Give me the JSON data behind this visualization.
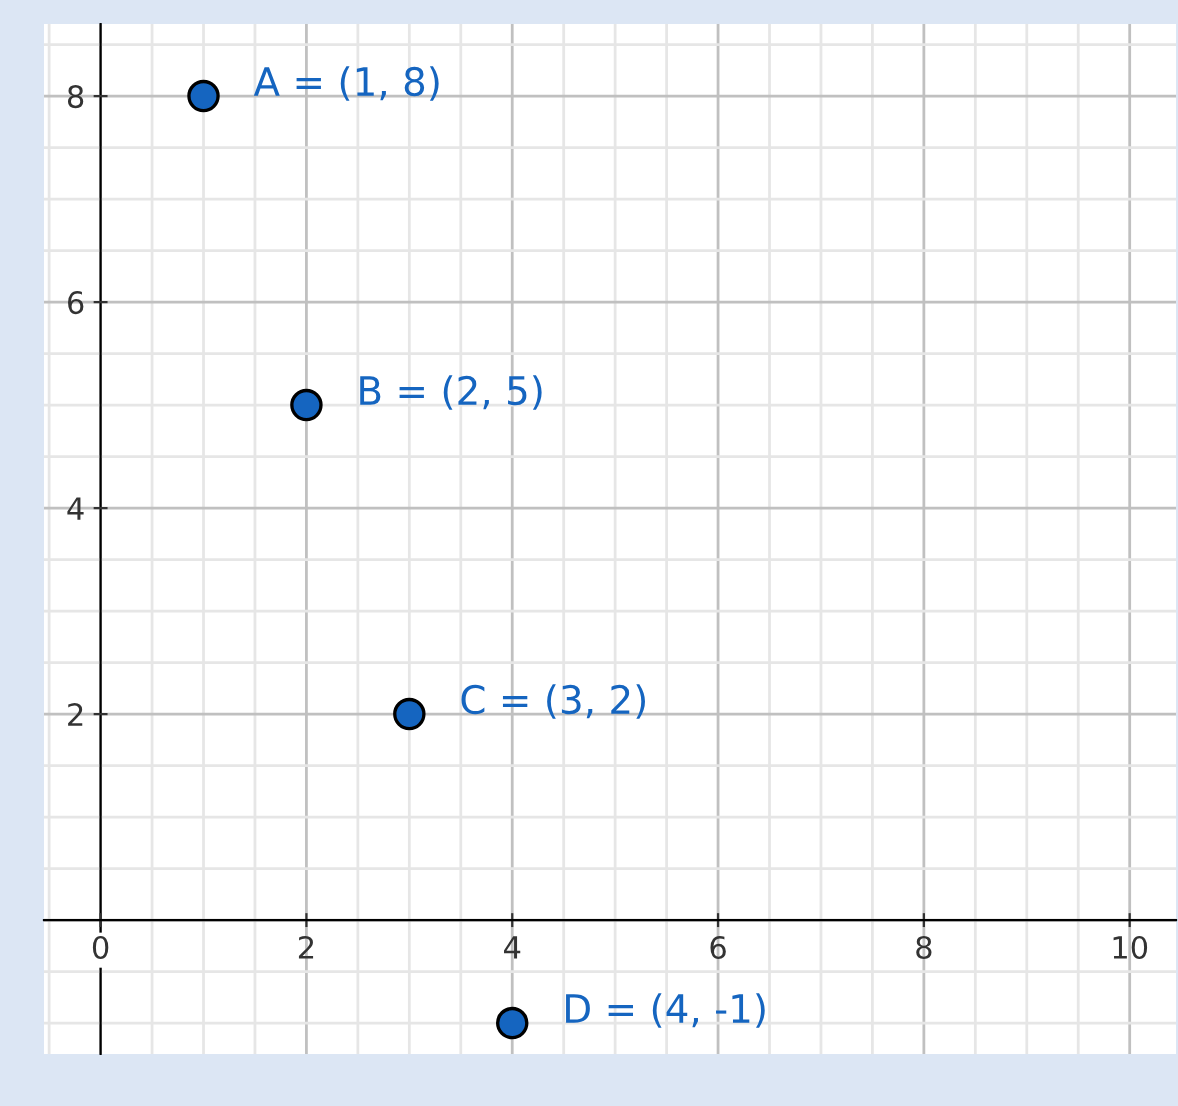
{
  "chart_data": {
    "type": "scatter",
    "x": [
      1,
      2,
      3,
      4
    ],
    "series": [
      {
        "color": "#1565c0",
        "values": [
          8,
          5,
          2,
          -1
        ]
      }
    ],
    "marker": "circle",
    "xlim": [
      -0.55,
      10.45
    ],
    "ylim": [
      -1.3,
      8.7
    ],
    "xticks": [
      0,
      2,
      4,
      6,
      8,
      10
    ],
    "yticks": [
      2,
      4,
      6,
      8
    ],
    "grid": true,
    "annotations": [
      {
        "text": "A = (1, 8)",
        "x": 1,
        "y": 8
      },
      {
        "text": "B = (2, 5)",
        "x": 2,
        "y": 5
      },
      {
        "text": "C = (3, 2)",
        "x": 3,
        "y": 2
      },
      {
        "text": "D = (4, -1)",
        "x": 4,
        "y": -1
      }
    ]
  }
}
+ + +
§ **STATED PROBLEM**:
Copy out all the entries exactly. Images stay out of the copy.

§ **EXERCISE OUTPUT**:
Give me the JSON data behind this visualization.
{
  "chart_data": {
    "type": "scatter",
    "x": [
      1,
      2,
      3,
      4
    ],
    "series": [
      {
        "color": "#1565c0",
        "values": [
          8,
          5,
          2,
          -1
        ]
      }
    ],
    "marker": "circle",
    "xlim": [
      -0.55,
      10.45
    ],
    "ylim": [
      -1.3,
      8.7
    ],
    "xticks": [
      0,
      2,
      4,
      6,
      8,
      10
    ],
    "yticks": [
      2,
      4,
      6,
      8
    ],
    "grid": true,
    "annotations": [
      {
        "text": "A = (1, 8)",
        "x": 1,
        "y": 8
      },
      {
        "text": "B = (2, 5)",
        "x": 2,
        "y": 5
      },
      {
        "text": "C = (3, 2)",
        "x": 3,
        "y": 2
      },
      {
        "text": "D = (4, -1)",
        "x": 4,
        "y": -1
      }
    ]
  }
}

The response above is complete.